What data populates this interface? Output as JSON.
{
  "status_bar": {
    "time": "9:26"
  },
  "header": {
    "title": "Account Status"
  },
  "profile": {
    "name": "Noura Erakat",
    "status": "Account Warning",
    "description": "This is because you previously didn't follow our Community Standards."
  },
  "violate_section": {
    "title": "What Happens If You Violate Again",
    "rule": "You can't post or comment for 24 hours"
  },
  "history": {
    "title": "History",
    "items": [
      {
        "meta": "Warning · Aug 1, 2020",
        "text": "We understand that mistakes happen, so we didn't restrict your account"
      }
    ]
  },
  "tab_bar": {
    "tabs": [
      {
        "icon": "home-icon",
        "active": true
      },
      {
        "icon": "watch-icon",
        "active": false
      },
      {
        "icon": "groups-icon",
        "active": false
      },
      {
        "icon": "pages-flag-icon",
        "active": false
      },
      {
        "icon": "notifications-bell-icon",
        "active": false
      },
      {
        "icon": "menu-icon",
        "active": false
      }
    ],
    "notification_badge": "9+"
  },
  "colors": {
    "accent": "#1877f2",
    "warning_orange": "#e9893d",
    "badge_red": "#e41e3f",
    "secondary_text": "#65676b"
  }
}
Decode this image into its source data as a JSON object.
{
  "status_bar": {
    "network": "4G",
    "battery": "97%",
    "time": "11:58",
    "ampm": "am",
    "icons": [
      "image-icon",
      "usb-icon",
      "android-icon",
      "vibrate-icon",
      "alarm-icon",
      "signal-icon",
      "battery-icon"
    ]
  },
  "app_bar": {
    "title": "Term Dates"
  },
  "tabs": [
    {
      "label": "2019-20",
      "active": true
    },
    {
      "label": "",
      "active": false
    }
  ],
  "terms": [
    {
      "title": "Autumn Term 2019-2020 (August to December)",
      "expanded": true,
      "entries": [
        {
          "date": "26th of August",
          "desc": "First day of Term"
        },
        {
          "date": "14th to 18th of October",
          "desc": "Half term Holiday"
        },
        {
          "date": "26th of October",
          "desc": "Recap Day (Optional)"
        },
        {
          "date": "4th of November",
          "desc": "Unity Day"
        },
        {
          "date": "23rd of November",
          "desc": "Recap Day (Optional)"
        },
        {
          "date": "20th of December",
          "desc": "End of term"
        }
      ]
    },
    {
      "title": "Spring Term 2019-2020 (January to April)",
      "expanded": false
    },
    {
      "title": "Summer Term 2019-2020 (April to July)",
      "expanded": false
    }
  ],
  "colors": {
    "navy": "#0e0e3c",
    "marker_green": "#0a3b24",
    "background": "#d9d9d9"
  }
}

_ _ _ _

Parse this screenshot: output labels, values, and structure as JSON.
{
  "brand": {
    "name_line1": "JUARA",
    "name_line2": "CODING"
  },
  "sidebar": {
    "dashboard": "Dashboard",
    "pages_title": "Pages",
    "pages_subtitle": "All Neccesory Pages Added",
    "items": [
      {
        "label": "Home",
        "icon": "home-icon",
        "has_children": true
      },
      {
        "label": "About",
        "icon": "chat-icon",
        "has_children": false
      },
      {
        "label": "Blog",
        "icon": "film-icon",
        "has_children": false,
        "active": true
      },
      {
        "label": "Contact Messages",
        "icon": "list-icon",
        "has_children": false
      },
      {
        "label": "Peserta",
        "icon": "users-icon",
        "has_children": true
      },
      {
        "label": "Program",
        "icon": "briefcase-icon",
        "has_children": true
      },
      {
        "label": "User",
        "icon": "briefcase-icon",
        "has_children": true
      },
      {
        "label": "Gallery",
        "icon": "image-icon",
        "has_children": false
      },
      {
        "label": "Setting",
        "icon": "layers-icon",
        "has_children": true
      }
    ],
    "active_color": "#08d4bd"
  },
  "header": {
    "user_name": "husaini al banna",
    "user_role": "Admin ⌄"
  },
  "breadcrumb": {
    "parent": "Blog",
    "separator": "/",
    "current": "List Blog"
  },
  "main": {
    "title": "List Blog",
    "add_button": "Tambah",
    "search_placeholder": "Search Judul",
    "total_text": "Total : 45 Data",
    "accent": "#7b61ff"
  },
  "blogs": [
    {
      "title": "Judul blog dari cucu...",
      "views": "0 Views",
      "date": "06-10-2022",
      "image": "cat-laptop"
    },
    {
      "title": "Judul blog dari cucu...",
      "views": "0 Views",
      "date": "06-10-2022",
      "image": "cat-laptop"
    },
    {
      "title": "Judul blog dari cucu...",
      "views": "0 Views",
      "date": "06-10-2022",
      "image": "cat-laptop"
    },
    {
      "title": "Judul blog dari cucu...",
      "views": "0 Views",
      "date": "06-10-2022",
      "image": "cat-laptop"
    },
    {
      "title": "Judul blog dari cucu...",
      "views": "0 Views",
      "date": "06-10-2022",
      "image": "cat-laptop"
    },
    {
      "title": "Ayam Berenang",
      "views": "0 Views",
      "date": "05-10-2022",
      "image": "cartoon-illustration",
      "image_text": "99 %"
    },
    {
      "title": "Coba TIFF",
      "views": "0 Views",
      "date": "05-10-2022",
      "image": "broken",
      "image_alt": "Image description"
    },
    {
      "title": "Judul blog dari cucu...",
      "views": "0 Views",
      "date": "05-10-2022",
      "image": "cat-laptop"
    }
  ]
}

_ _ _ _

**PROBLEM DESCRIPTION:**
Search the entries for the word "What" and copy every line that has it.

**OUTPUT OF THE TASK:**
What data populates this interface? Output as JSON.
    "title": "What Happens If You Violate Again",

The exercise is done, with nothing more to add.